(Tasks for this exercise):
A) In the blog comments, what did winterwren plan to buy?
B) Please write what comes next in the blog comment thread about having an only child.

(Given text):
----
Thank you so much for your prayers. I will be praying for you and your hubby as well! It is nice to know that someone understands how I feel!! Thank you for that!!

Jules said...

I'm not sure what made me want to cry more: your post or the comments. I know this hasn't been an easy decision for you to arrive at and it's sad that you feel judged by others. Since you believe that God has a plan and that His Hand is in all this, all I can advise is that you accept with JOY His plan for your life. I know there will still be hurt from the loss of your dreams but perhaps by adopting this attitude (and I know it will be far from easy) it might be easier to just let other people's comments slide off your back. I'm just sorry that you've been subjected to that.

BTW, my husband comes from a large family but two of his siblings made the decision to have only one child. The eldest only is now in her twenties and from the time she was little has impressed me with her gentleness, her compassion for others, and there's certainly never been any lack of sharing or social skills. I do think some skills are learnt more easily in large families, but it's not the only way to learn such skills. And I've certainly seen children from families where they only have one or two other siblings and they are as selfish and obnoxious as they come!

Unknown said...

Thank you, Jules, for what you wrote. I especially liked what you wrote about your family member who is an only. It encourages me to hear stories like that! I know it will take time for me to adjust to things. I'm not there yet, but I'm trusting that God knows what He is doing.

winterwren said...

Hey, Jen,

I am sorry that I missed this--I have no idea how. I had already read the Hurricane Zeke post a few times, but for whatever reason missed this one. I am really, really sorry about everything that you have gone through. It breaks my heart. I actually came here tonight because I was reminded this week that I still needed to buy your cookbook but I cannot see whether it is still for sale.

I know many wonderful people who are only children and many selfish people who are not. I feel so mad at that VBS woman who was mean to you! I cannot believe people sometimes. Just awful. Who would think that? And then, thinking it, actually say it to you? Wow.
----
(Data extract):
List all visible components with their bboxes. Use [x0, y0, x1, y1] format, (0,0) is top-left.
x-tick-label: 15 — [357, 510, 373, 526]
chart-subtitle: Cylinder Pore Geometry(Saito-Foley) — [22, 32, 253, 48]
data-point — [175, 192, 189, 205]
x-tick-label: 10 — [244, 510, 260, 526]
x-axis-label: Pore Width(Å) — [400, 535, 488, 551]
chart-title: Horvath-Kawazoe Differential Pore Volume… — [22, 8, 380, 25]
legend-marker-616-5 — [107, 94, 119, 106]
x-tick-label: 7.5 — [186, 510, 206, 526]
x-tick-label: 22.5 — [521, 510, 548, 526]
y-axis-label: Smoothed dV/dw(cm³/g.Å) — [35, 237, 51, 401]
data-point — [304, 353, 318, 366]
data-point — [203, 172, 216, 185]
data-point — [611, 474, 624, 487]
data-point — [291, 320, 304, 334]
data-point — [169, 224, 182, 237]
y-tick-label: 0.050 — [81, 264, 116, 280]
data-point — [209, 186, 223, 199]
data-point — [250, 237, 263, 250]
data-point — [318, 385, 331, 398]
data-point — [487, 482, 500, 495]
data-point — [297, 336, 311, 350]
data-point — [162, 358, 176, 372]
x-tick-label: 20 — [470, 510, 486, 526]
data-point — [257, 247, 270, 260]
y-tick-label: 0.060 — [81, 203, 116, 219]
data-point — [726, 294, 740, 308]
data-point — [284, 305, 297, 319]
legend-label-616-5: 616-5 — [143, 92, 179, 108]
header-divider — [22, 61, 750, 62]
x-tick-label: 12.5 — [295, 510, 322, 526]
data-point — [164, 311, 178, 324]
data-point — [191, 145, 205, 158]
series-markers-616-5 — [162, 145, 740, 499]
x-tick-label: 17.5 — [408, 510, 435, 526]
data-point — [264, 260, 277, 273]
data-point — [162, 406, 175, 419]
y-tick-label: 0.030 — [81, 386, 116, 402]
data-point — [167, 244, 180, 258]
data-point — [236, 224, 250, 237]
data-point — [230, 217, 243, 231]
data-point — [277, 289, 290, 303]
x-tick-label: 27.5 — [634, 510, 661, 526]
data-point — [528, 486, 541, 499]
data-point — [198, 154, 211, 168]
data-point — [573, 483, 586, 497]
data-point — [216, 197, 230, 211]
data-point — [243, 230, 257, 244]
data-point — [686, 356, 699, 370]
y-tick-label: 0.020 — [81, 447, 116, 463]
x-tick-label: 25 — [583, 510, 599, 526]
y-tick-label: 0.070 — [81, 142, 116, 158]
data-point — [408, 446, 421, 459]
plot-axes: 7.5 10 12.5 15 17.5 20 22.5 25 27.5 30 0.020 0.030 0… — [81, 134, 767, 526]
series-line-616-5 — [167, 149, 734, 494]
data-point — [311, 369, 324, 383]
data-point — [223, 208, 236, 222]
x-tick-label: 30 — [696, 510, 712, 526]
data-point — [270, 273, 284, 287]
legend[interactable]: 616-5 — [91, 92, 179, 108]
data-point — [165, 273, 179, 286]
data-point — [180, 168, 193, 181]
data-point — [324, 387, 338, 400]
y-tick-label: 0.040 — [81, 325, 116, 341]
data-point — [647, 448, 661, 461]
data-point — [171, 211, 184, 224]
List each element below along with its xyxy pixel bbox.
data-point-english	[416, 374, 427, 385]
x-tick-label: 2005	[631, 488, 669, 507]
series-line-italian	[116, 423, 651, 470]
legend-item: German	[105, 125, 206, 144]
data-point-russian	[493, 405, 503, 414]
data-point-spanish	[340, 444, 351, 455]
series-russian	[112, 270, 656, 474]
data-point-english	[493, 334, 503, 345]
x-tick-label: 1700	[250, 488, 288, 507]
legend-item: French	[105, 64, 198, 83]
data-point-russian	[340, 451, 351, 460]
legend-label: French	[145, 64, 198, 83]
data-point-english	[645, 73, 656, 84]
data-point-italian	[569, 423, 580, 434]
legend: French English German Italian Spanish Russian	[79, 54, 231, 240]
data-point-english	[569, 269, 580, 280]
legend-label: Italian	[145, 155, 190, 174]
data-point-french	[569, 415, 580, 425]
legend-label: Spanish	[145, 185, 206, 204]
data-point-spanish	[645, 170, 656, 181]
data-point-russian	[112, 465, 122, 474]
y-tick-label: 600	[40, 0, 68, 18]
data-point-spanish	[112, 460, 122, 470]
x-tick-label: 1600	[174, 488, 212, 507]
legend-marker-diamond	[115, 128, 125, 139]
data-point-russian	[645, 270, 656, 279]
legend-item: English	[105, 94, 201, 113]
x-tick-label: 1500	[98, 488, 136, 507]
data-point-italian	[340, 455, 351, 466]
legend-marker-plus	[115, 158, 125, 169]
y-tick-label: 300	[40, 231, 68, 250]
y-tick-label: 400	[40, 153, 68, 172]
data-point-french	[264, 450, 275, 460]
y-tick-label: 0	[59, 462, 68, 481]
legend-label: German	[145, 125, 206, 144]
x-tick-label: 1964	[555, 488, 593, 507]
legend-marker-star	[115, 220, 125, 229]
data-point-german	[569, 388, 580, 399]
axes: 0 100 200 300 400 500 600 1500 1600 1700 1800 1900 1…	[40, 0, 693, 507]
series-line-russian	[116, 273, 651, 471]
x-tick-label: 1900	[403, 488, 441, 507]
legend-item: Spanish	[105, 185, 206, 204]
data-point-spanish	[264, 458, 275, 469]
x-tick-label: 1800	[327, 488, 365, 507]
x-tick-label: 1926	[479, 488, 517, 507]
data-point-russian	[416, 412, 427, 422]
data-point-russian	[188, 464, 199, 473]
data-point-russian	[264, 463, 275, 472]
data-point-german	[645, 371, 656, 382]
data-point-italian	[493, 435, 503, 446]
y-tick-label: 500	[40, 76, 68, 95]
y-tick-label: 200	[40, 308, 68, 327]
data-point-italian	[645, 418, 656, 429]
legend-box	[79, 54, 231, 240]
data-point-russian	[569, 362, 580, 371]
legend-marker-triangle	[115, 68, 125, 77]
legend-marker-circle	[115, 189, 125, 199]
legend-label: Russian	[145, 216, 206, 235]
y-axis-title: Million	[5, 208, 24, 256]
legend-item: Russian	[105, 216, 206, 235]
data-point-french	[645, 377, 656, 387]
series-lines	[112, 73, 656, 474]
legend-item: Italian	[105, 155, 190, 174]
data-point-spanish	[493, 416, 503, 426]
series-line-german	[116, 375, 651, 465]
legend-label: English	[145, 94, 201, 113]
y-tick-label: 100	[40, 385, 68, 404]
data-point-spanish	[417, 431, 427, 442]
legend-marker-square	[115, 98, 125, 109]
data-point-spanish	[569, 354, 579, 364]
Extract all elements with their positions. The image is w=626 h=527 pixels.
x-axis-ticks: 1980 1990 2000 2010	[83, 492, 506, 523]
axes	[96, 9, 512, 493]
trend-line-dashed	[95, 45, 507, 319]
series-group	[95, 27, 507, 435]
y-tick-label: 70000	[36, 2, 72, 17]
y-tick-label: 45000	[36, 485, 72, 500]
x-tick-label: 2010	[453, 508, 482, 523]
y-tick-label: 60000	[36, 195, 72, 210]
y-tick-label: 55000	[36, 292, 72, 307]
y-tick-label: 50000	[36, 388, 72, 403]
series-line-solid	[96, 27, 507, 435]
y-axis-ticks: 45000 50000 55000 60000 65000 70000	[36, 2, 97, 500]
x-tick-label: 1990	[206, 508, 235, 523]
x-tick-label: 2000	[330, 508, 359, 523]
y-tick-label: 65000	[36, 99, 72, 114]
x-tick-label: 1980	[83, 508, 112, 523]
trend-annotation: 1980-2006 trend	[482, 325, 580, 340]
----
(Expected results):
A) Jen's cookbook.

B)
Why is adoption so expensive? I knew adoption was expensive, but I had no idea it was *that* expensive internationally. I am not supposed to have children for health reasons (my mom freaked out the last time I told her I was considering it) and I also found out in the last year that I have PCOS. (I actually was sent to a specialist about this ten years ago, but they did not even bother testing me or doing an ultrasound because I am slim and when I *was* diagnosed my doctor was shocked. Which is so odd.) I really thought I had made peace with just being us, but when I found out I had PCOS I was so, so sad and cried the entire road trip back from the Mayo Clinic. My husband has MS and we have very little money, so I had more or less given up on the idea of adoption, too, but I did not know it was *that* expensive. How utterly depressing. For some reason I though international adoption was cheaper. Anyway, I doubt anyone would adopt to us because of out health and I do feel really lucky to have each other. And my family nearby, and our cats. At this point I just wish I had a dog.

The fact that you are a wonderful mother should be clear to anyone miles away. It troubles me that there are so many children who need homes and yet someone who could give one of them a good home is not allowed to do so.


You are such an inspiring, talented, and honest person. I am always amazed at all that you do. You have inspired me so much in terms of homemaking. Sometimes I feel guilty for being a homemaker without children, even given my health, but I do love taking care of my husband.

I do love your blog and look forward to your next update (but no pressure!)